* **SHORT PROBLEM**
Gather up every line that includes the string "cycling".

* **Dataset items**
· · · · ·
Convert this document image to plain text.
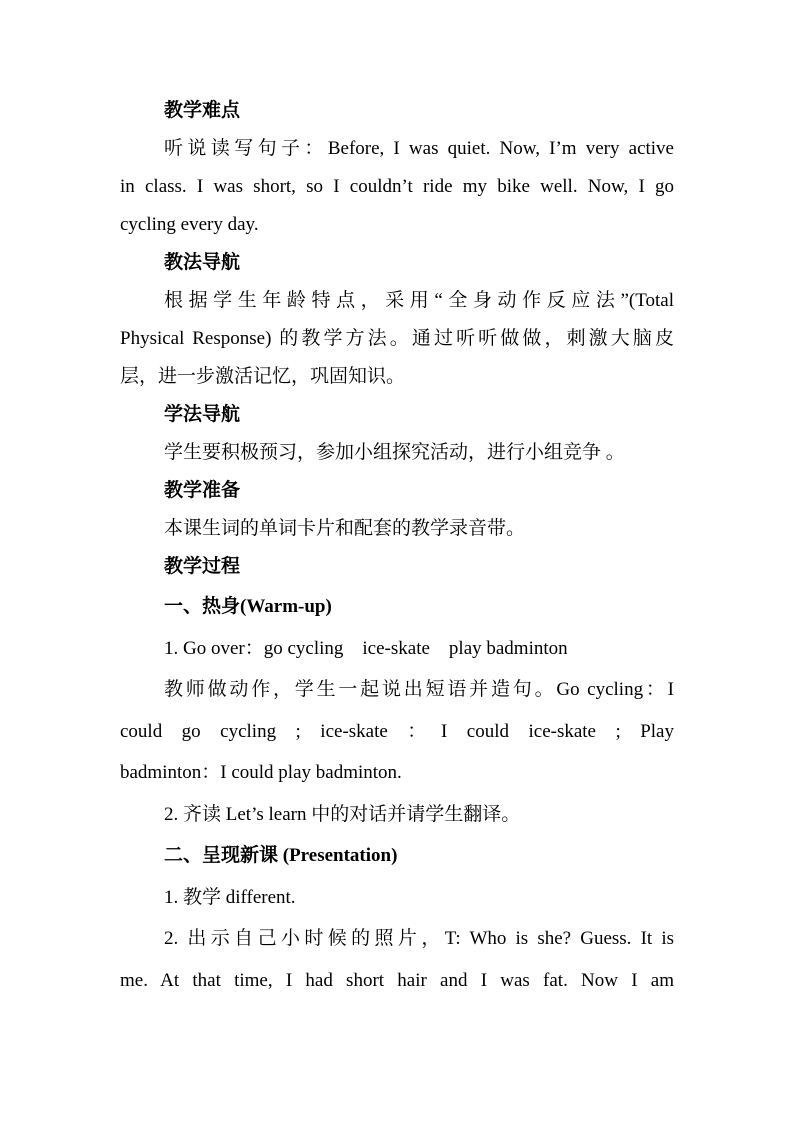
教学难点
听说读写句子：Before, I was quiet. Now, I’m very active
in class. I was short, so I couldn’t ride my bike well. Now, I go
cycling every day.
教法导航
根据学生年龄特点，采用“全身动作反应法”(Total
Physical Response) 的教学方法。通过听听做做，刺激大脑皮
层，进一步激活记忆，巩固知识。
学法导航
学生要积极预习，参加小组探究活动，进行小组竞争 。
教学准备
本课生词的单词卡片和配套的教学录音带。
教学过程
一、热身(Warm-up)
1. Go over：go cycling    ice-skate    play badminton
教师做动作，学生一起说出短语并造句。Go cycling：I
could go cycling ; ice-skate ：I could ice-skate ; Play
badminton：I could play badminton.
2. 齐读 Let’s learn 中的对话并请学生翻译。
二、呈现新课 (Presentation)
1. 教学 different.
2. 出示自己小时候的照片，T: Who is she? Guess. It is
me. At that time, I had short hair and I was fat. Now I am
· · · · ·
* **COMPLETE OUTPUT**
cycling every day.
1. Go over：go cycling    ice-skate    play badminton
教师做动作，学生一起说出短语并造句。Go cycling：I
could go cycling ; ice-skate ：I could ice-skate ; Play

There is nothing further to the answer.